— start The data —

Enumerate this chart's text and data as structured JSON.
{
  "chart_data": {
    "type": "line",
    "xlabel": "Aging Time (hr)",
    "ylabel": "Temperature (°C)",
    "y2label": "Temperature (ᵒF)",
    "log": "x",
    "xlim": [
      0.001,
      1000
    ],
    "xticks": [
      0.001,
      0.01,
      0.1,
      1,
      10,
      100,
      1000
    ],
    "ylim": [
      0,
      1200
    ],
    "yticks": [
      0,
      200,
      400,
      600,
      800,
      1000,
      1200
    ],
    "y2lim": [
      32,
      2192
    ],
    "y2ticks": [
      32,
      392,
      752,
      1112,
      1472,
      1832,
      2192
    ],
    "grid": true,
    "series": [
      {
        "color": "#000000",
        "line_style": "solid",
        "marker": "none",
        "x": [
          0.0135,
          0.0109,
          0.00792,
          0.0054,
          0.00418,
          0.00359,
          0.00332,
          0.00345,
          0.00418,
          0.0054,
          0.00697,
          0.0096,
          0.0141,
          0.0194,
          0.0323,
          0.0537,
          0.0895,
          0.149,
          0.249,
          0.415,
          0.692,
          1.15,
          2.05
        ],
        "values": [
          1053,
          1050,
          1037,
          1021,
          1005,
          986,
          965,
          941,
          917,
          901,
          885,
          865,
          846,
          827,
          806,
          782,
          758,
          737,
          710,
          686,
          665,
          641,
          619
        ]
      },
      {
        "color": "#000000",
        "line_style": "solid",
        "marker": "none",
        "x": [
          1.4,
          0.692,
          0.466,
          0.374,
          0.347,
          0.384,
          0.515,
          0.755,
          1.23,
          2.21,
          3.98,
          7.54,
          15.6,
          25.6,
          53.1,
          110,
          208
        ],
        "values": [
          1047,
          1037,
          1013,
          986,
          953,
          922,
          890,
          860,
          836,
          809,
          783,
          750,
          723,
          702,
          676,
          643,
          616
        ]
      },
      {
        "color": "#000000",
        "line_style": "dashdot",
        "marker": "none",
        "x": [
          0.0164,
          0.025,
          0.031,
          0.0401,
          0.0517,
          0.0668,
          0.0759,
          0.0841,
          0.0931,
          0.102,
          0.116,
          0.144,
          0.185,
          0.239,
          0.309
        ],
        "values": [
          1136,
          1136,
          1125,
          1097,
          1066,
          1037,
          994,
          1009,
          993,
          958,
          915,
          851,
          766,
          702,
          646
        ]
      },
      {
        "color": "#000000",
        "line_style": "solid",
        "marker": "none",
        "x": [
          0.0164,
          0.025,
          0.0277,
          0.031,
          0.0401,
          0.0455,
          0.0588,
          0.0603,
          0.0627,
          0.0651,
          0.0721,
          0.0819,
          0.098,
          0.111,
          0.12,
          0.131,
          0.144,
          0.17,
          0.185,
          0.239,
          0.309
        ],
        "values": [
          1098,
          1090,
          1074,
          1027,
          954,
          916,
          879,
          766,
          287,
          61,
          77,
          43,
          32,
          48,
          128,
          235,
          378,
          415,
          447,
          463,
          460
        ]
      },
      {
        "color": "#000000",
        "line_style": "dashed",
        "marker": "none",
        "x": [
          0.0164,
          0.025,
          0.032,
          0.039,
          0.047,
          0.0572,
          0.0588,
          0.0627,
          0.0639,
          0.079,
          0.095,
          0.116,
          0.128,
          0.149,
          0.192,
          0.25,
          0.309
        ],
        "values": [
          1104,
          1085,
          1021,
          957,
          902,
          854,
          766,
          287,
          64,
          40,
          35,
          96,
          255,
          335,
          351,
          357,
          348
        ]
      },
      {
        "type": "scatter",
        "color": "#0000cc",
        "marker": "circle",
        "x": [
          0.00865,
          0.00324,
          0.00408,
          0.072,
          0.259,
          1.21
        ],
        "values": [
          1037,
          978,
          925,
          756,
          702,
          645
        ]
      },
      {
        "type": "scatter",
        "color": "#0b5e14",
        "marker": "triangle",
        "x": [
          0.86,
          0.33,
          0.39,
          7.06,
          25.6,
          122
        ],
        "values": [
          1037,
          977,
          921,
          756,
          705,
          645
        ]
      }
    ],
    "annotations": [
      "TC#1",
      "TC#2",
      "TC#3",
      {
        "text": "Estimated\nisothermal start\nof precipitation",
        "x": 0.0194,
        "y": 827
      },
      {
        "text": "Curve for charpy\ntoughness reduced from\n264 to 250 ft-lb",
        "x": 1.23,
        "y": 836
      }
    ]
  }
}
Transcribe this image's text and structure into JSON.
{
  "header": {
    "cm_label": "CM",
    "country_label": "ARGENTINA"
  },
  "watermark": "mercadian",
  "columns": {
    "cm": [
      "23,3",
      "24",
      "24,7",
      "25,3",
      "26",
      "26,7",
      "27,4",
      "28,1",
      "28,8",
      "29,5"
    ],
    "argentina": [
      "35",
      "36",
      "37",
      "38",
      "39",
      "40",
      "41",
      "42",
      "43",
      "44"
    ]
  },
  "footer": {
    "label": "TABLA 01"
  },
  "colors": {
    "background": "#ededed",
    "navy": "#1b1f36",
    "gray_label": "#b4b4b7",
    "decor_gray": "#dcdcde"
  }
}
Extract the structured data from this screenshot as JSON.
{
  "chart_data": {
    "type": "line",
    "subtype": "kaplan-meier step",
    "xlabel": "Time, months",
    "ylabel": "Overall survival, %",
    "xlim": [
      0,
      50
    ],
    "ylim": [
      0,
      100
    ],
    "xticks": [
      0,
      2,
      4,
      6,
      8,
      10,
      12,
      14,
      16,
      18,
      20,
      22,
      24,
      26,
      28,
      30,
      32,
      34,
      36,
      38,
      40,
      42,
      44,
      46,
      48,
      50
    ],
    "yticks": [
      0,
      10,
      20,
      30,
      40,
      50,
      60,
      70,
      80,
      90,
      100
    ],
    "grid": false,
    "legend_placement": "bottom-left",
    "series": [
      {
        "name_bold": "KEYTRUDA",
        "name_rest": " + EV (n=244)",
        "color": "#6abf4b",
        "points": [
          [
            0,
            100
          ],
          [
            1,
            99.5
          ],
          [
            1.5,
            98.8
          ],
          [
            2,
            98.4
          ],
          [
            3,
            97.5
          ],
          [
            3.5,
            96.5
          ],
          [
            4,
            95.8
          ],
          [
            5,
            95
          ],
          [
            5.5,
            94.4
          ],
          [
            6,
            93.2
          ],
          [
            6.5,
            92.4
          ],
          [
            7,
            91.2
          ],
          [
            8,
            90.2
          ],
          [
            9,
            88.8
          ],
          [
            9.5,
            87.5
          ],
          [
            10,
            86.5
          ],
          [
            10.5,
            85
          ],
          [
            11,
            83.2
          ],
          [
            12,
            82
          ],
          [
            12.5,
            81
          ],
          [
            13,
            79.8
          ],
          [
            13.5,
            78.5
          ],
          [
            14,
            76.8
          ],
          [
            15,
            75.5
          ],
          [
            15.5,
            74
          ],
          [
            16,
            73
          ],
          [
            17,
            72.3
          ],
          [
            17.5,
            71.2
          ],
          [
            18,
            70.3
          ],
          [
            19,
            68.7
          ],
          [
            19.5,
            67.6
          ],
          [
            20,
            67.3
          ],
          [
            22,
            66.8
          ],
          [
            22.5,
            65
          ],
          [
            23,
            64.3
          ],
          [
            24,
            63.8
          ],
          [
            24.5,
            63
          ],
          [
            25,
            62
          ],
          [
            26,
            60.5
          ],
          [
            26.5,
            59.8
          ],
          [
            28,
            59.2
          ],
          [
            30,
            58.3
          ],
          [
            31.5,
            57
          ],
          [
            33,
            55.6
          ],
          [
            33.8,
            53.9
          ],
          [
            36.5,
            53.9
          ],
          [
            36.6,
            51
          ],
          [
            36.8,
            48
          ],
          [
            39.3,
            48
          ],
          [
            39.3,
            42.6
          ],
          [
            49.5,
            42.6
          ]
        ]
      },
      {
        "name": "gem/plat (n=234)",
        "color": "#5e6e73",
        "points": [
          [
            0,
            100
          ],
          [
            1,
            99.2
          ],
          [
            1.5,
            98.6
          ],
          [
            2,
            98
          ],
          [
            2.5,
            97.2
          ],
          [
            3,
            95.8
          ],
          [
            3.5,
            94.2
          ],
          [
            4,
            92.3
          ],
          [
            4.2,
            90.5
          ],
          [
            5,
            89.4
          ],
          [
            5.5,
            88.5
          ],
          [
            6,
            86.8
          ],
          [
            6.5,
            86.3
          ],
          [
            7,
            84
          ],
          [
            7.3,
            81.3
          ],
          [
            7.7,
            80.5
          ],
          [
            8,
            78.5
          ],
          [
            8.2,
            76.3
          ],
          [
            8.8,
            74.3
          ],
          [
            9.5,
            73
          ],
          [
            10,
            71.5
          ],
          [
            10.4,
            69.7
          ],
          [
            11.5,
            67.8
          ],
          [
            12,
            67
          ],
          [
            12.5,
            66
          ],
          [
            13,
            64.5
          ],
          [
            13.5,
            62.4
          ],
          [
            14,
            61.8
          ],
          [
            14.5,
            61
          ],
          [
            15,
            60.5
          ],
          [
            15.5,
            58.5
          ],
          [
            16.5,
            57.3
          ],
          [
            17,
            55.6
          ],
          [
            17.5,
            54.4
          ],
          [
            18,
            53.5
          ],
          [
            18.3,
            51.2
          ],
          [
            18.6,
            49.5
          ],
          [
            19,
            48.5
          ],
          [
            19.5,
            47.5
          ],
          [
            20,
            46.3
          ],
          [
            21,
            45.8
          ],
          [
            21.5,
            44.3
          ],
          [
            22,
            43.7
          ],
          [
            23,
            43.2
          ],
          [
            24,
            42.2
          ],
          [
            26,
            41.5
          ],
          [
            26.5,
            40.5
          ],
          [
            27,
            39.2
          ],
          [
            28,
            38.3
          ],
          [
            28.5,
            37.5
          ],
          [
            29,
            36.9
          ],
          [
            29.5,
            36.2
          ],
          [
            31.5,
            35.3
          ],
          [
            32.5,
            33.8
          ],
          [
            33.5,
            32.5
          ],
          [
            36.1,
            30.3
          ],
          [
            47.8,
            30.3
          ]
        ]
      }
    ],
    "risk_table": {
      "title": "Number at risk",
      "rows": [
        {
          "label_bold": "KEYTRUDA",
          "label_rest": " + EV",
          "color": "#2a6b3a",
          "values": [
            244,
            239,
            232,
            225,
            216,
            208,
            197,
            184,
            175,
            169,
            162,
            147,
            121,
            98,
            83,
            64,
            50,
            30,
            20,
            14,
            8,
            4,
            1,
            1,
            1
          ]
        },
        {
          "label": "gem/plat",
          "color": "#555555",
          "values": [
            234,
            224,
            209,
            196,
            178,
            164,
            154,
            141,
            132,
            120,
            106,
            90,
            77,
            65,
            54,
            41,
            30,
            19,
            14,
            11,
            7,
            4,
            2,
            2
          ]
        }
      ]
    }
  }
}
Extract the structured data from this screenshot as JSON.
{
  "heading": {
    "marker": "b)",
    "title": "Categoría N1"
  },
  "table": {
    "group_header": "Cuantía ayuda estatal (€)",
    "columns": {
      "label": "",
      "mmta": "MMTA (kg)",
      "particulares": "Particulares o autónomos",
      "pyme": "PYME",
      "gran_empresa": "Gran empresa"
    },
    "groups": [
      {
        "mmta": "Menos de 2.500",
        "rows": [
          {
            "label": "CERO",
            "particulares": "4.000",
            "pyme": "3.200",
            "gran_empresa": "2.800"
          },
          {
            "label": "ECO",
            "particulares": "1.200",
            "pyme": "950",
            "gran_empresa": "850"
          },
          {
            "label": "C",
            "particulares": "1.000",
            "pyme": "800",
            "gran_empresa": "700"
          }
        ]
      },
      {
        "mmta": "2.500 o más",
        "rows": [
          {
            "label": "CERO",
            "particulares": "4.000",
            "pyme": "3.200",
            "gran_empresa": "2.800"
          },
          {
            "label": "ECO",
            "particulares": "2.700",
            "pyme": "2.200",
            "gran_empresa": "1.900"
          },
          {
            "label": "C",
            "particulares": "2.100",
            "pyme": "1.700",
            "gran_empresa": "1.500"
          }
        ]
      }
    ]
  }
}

— end The data —

- **The exercise**
Copy out each line of the data containing the string "mmta".

- **Result below**
      "mmta": "MMTA (kg)",
        "mmta": "Menos de 2.500",
        "mmta": "2.500 o más",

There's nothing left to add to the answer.